▶ _Input material_:
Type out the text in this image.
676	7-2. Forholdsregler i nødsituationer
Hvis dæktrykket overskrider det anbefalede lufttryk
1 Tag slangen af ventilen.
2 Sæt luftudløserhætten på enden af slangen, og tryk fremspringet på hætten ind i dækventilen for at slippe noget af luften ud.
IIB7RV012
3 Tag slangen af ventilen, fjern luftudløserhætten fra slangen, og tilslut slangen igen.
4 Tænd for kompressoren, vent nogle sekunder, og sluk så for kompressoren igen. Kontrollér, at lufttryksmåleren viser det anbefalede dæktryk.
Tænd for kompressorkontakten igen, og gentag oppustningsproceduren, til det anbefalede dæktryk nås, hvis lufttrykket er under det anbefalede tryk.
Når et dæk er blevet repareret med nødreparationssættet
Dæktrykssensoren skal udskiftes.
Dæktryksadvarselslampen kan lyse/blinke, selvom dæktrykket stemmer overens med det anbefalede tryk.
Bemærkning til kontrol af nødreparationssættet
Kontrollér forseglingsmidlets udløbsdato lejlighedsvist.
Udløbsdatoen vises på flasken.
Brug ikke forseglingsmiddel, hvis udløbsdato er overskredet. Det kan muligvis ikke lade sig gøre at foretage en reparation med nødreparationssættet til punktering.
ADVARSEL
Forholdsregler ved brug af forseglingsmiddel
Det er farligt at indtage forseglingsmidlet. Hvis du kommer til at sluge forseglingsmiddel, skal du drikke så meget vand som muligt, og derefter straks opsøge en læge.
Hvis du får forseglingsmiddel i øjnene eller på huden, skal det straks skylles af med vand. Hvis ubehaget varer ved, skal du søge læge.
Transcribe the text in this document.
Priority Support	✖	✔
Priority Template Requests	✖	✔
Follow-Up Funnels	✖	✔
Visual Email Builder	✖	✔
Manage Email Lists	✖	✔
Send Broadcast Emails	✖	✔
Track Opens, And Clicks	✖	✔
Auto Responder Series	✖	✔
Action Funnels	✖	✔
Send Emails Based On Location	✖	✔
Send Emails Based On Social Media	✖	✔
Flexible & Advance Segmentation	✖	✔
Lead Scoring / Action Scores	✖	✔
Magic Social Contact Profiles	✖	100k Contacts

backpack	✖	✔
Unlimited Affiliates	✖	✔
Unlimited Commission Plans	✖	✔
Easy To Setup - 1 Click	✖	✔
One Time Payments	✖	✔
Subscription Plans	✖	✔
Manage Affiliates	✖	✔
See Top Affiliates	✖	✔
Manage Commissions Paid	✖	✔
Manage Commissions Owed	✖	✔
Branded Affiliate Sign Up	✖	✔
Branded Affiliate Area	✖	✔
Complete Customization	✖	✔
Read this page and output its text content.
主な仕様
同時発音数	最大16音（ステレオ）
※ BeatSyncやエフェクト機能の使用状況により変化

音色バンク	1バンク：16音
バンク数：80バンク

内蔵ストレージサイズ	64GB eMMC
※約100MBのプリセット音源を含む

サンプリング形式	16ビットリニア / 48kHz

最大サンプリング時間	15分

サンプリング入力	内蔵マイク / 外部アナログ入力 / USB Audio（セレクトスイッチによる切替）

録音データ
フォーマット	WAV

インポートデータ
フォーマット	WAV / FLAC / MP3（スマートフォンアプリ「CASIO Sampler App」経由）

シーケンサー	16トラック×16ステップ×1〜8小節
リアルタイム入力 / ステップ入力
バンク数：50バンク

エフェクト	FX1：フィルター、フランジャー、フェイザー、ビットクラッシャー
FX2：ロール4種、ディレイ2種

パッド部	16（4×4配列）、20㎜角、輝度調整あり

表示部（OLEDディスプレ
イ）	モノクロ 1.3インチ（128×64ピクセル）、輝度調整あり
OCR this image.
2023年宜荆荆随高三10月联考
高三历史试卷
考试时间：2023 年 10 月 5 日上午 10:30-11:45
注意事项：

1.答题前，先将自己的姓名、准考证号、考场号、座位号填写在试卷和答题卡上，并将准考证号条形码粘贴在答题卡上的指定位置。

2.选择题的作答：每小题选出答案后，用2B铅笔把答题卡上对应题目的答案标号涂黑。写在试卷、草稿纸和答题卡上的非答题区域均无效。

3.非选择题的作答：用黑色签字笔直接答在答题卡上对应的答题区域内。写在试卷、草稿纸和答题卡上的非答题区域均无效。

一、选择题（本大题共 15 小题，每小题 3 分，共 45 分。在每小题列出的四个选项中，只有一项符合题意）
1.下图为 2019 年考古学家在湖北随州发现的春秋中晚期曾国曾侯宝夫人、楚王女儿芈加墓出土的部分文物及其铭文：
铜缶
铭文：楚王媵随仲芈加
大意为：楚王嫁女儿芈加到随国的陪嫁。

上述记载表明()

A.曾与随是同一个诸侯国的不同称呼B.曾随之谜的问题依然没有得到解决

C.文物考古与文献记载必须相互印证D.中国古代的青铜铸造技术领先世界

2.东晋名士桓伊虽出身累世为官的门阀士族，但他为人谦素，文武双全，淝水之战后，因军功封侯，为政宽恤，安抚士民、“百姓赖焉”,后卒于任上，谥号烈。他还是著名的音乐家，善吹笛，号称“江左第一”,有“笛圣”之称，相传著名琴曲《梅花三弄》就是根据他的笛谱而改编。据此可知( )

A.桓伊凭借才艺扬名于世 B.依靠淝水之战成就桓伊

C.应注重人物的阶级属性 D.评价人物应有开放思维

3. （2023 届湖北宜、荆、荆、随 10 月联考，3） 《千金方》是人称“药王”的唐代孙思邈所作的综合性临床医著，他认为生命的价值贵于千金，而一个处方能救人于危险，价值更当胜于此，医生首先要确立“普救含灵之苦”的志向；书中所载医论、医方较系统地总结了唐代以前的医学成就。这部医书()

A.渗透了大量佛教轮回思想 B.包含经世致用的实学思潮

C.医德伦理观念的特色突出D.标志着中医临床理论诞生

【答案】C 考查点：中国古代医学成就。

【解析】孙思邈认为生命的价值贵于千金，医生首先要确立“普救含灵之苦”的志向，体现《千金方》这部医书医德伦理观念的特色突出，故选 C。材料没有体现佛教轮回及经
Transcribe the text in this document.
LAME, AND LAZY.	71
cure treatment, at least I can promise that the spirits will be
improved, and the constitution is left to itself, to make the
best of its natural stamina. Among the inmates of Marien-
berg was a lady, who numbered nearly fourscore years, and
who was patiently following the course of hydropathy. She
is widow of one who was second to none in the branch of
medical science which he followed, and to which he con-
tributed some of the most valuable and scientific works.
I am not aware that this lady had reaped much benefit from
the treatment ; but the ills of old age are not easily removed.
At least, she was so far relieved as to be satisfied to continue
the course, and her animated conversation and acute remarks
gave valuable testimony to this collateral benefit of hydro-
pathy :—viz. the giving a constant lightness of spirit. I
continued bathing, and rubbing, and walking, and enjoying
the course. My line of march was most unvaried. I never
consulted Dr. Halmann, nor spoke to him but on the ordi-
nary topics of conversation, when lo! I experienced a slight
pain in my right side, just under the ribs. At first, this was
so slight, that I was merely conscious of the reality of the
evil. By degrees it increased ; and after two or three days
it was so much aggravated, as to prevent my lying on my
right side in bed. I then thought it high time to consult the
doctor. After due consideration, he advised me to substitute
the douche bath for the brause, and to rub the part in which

▶ _Exercise_: Exactly how many lines contain "nødreparationssættet"? State the number and nothing else.

▶ _Answer in full_: 3